== DESCRIPTION OF THE TASK ==
Print the listing that follows, character for character.

(Data items)
⟨
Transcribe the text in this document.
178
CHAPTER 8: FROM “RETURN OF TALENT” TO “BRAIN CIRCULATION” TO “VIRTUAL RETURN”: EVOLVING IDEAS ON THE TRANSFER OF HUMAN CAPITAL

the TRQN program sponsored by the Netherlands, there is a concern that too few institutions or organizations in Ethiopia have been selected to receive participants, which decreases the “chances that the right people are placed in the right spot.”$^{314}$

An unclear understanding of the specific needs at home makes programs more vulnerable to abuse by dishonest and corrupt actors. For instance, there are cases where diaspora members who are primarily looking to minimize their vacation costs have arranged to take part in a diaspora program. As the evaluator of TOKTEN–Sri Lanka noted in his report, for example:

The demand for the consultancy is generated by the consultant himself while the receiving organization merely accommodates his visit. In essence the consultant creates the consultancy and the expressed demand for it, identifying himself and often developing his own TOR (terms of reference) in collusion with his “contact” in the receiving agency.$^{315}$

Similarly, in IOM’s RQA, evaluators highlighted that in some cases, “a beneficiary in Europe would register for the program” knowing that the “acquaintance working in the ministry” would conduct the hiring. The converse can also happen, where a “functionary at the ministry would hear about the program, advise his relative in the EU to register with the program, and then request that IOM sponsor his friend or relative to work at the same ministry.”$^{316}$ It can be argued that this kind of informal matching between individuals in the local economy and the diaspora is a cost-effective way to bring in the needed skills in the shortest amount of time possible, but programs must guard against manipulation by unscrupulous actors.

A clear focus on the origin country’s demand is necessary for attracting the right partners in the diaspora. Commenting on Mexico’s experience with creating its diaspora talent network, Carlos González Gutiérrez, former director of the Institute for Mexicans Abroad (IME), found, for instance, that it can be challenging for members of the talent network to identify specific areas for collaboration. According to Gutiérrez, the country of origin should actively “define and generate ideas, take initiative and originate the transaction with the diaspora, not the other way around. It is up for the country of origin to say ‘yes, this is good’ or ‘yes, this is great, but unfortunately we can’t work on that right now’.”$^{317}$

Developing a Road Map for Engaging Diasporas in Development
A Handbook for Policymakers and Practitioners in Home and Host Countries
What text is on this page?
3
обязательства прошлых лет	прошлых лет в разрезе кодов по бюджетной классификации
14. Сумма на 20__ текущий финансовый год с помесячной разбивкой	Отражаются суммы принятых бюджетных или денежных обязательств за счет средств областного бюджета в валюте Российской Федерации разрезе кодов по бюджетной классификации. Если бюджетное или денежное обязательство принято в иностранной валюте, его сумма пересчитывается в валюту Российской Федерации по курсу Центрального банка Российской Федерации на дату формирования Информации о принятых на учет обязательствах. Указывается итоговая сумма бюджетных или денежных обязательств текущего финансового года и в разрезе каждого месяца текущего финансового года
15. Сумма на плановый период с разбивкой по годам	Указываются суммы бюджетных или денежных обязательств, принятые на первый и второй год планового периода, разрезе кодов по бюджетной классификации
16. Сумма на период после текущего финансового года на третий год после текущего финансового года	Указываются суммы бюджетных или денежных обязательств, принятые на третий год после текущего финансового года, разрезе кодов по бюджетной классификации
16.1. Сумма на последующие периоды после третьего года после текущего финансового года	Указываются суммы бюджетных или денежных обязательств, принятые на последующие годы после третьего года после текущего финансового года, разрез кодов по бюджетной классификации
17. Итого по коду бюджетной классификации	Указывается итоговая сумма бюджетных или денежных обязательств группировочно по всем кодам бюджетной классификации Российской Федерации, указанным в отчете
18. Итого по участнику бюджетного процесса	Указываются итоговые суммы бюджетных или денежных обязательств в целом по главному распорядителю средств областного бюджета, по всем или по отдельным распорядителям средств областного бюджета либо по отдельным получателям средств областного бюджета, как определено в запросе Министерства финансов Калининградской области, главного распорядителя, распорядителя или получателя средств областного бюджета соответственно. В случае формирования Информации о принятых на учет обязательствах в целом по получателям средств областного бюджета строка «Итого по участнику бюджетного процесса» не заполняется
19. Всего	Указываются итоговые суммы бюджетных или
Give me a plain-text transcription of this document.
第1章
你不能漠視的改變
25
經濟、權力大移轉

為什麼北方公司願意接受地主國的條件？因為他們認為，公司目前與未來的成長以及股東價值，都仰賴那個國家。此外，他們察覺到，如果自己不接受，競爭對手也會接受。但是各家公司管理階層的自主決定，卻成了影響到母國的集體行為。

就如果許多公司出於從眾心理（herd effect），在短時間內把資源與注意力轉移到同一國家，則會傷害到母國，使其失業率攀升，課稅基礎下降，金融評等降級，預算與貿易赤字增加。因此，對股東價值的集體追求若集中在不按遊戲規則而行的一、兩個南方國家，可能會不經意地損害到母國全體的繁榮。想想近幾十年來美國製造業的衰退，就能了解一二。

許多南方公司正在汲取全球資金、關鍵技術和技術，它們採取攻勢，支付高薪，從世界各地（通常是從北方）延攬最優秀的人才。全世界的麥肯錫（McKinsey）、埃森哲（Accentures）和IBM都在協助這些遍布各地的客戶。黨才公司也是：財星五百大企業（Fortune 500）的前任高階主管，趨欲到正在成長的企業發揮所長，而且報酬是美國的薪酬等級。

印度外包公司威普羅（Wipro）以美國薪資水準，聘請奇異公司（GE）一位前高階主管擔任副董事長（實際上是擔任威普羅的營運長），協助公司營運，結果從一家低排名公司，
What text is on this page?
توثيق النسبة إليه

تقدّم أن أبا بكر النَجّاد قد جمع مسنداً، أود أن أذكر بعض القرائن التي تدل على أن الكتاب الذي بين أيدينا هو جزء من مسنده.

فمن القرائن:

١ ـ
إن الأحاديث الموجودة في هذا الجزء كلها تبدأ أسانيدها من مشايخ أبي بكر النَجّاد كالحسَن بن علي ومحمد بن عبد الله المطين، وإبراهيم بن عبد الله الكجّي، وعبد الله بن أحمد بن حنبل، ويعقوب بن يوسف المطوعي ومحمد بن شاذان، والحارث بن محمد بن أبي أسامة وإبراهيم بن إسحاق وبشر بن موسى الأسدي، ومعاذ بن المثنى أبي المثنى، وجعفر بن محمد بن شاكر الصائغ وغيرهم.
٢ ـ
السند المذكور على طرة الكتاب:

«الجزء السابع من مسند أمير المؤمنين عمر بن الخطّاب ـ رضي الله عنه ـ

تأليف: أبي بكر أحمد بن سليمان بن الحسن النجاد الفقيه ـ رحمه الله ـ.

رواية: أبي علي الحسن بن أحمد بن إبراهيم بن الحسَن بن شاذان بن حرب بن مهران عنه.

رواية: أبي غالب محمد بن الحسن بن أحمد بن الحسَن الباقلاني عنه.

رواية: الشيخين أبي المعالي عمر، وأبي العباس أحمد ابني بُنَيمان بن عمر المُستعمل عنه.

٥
⟩
== CORRECT OUTPUT ==
Transcribe the text in this document.
178
CHAPTER 8: FROM “RETURN OF TALENT” TO “BRAIN CIRCULATION” TO “VIRTUAL RETURN”: EVOLVING IDEAS ON THE TRANSFER OF HUMAN CAPITAL

the TRQN program sponsored by the Netherlands, there is a concern that too few institutions or organizations in Ethiopia have been selected to receive participants, which decreases the “chances that the right people are placed in the right spot.”$^{314}$

An unclear understanding of the specific needs at home makes programs more vulnerable to abuse by dishonest and corrupt actors. For instance, there are cases where diaspora members who are primarily looking to minimize their vacation costs have arranged to take part in a diaspora program. As the evaluator of TOKTEN–Sri Lanka noted in his report, for example:

The demand for the consultancy is generated by the consultant himself while the receiving organization merely accommodates his visit. In essence the consultant creates the consultancy and the expressed demand for it, identifying himself and often developing his own TOR (terms of reference) in collusion with his “contact” in the receiving agency.$^{315}$

Similarly, in IOM’s RQA, evaluators highlighted that in some cases, “a beneficiary in Europe would register for the program” knowing that the “acquaintance working in the ministry” would conduct the hiring. The converse can also happen, where a “functionary at the ministry would hear about the program, advise his relative in the EU to register with the program, and then request that IOM sponsor his friend or relative to work at the same ministry.”$^{316}$ It can be argued that this kind of informal matching between individuals in the local economy and the diaspora is a cost-effective way to bring in the needed skills in the shortest amount of time possible, but programs must guard against manipulation by unscrupulous actors.

A clear focus on the origin country’s demand is necessary for attracting the right partners in the diaspora. Commenting on Mexico’s experience with creating its diaspora talent network, Carlos González Gutiérrez, former director of the Institute for Mexicans Abroad (IME), found, for instance, that it can be challenging for members of the talent network to identify specific areas for collaboration. According to Gutiérrez, the country of origin should actively “define and generate ideas, take initiative and originate the transaction with the diaspora, not the other way around. It is up for the country of origin to say ‘yes, this is good’ or ‘yes, this is great, but unfortunately we can’t work on that right now’.”$^{317}$

Developing a Road Map for Engaging Diasporas in Development
A Handbook for Policymakers and Practitioners in Home and Host Countries
What text is on this page?
3
обязательства прошлых лет	прошлых лет в разрезе кодов по бюджетной классификации
14. Сумма на 20__ текущий финансовый год с помесячной разбивкой	Отражаются суммы принятых бюджетных или денежных обязательств за счет средств областного бюджета в валюте Российской Федерации разрезе кодов по бюджетной классификации. Если бюджетное или денежное обязательство принято в иностранной валюте, его сумма пересчитывается в валюту Российской Федерации по курсу Центрального банка Российской Федерации на дату формирования Информации о принятых на учет обязательствах. Указывается итоговая сумма бюджетных или денежных обязательств текущего финансового года и в разрезе каждого месяца текущего финансового года
15. Сумма на плановый период с разбивкой по годам	Указываются суммы бюджетных или денежных обязательств, принятые на первый и второй год планового периода, разрезе кодов по бюджетной классификации
16. Сумма на период после текущего финансового года на третий год после текущего финансового года	Указываются суммы бюджетных или денежных обязательств, принятые на третий год после текущего финансового года, разрезе кодов по бюджетной классификации
16.1. Сумма на последующие периоды после третьего года после текущего финансового года	Указываются суммы бюджетных или денежных обязательств, принятые на последующие годы после третьего года после текущего финансового года, разрез кодов по бюджетной классификации
17. Итого по коду бюджетной классификации	Указывается итоговая сумма бюджетных или денежных обязательств группировочно по всем кодам бюджетной классификации Российской Федерации, указанным в отчете
18. Итого по участнику бюджетного процесса	Указываются итоговые суммы бюджетных или денежных обязательств в целом по главному распорядителю средств областного бюджета, по всем или по отдельным распорядителям средств областного бюджета либо по отдельным получателям средств областного бюджета, как определено в запросе Министерства финансов Калининградской области, главного распорядителя, распорядителя или получателя средств областного бюджета соответственно. В случае формирования Информации о принятых на учет обязательствах в целом по получателям средств областного бюджета строка «Итого по участнику бюджетного процесса» не заполняется
19. Всего	Указываются итоговые суммы бюджетных или
Give me a plain-text transcription of this document.
第1章
你不能漠視的改變
25
經濟、權力大移轉

為什麼北方公司願意接受地主國的條件？因為他們認為，公司目前與未來的成長以及股東價值，都仰賴那個國家。此外，他們察覺到，如果自己不接受，競爭對手也會接受。但是各家公司管理階層的自主決定，卻成了影響到母國的集體行為。

就如果許多公司出於從眾心理（herd effect），在短時間內把資源與注意力轉移到同一國家，則會傷害到母國，使其失業率攀升，課稅基礎下降，金融評等降級，預算與貿易赤字增加。因此，對股東價值的集體追求若集中在不按遊戲規則而行的一、兩個南方國家，可能會不經意地損害到母國全體的繁榮。想想近幾十年來美國製造業的衰退，就能了解一二。

許多南方公司正在汲取全球資金、關鍵技術和技術，它們採取攻勢，支付高薪，從世界各地（通常是從北方）延攬最優秀的人才。全世界的麥肯錫（McKinsey）、埃森哲（Accentures）和IBM都在協助這些遍布各地的客戶。黨才公司也是：財星五百大企業（Fortune 500）的前任高階主管，趨欲到正在成長的企業發揮所長，而且報酬是美國的薪酬等級。

印度外包公司威普羅（Wipro）以美國薪資水準，聘請奇異公司（GE）一位前高階主管擔任副董事長（實際上是擔任威普羅的營運長），協助公司營運，結果從一家低排名公司，
What text is on this page?
توثيق النسبة إليه

تقدّم أن أبا بكر النَجّاد قد جمع مسنداً، أود أن أذكر بعض القرائن التي تدل على أن الكتاب الذي بين أيدينا هو جزء من مسنده.

فمن القرائن:

١ ـ
إن الأحاديث الموجودة في هذا الجزء كلها تبدأ أسانيدها من مشايخ أبي بكر النَجّاد كالحسَن بن علي ومحمد بن عبد الله المطين، وإبراهيم بن عبد الله الكجّي، وعبد الله بن أحمد بن حنبل، ويعقوب بن يوسف المطوعي ومحمد بن شاذان، والحارث بن محمد بن أبي أسامة وإبراهيم بن إسحاق وبشر بن موسى الأسدي، ومعاذ بن المثنى أبي المثنى، وجعفر بن محمد بن شاكر الصائغ وغيرهم.
٢ ـ
السند المذكور على طرة الكتاب:

«الجزء السابع من مسند أمير المؤمنين عمر بن الخطّاب ـ رضي الله عنه ـ

تأليف: أبي بكر أحمد بن سليمان بن الحسن النجاد الفقيه ـ رحمه الله ـ.

رواية: أبي علي الحسن بن أحمد بن إبراهيم بن الحسَن بن شاذان بن حرب بن مهران عنه.

رواية: أبي غالب محمد بن الحسن بن أحمد بن الحسَن الباقلاني عنه.

رواية: الشيخين أبي المعالي عمر، وأبي العباس أحمد ابني بُنَيمان بن عمر المُستعمل عنه.

٥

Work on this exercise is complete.